* [WHAT YOU HAVE TO DO]: Every entry below should be printed exactly, without its images.

(Recorded data)
━━━━━━━━━━━━━━━━━━━━

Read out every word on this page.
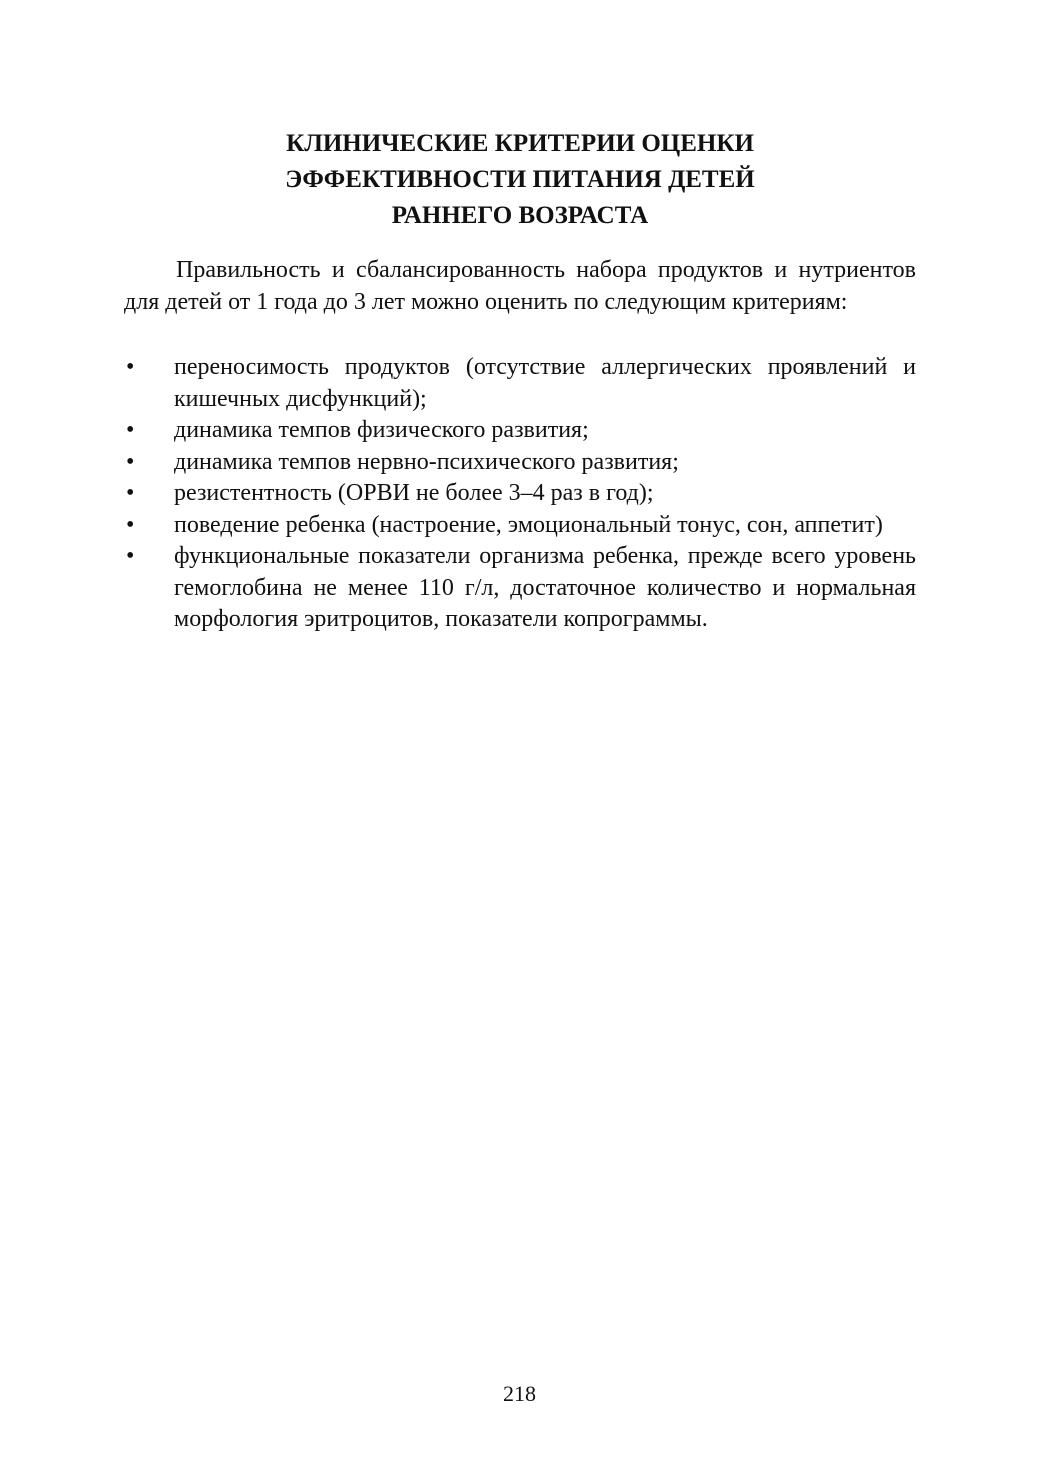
КЛИНИЧЕСКИЕ КРИТЕРИИ ОЦЕНКИ
ЭФФЕКТИВНОСТИ ПИТАНИЯ ДЕТЕЙ
РАННЕГО ВОЗРАСТА

Правильность и сбалансированность набора продуктов и нутриентов для детей от 1 года до 3 лет можно оценить по следующим критериям:

• переносимость продуктов (отсутствие аллергических проявлений и кишечных дисфункций);
• динамика темпов физического развития;
• динамика темпов нервно-психического развития;
• резистентность (ОРВИ не более 3–4 раз в год);
• поведение ребенка (настроение, эмоциональный тонус, сон, аппетит)
• функциональные показатели организма ребенка, прежде всего уровень гемоглобина не менее 110 г/л, достаточное количество и нормальная морфология эритроцитов, показатели копрограммы.
218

━━━━━━━━━━━━━━━━━━━━

* [OUTPUT FOR THIS EXERCISE]:
Read out every word on this page.
КЛИНИЧЕСКИЕ КРИТЕРИИ ОЦЕНКИ
ЭФФЕКТИВНОСТИ ПИТАНИЯ ДЕТЕЙ
РАННЕГО ВОЗРАСТА

Правильность и сбалансированность набора продуктов и нутриентов для детей от 1 года до 3 лет можно оценить по следующим критериям:

• переносимость продуктов (отсутствие аллергических проявлений и кишечных дисфункций);
• динамика темпов физического развития;
• динамика темпов нервно-психического развития;
• резистентность (ОРВИ не более 3–4 раз в год);
• поведение ребенка (настроение, эмоциональный тонус, сон, аппетит)
• функциональные показатели организма ребенка, прежде всего уровень гемоглобина не менее 110 г/л, достаточное количество и нормальная морфология эритроцитов, показатели копрограммы.
218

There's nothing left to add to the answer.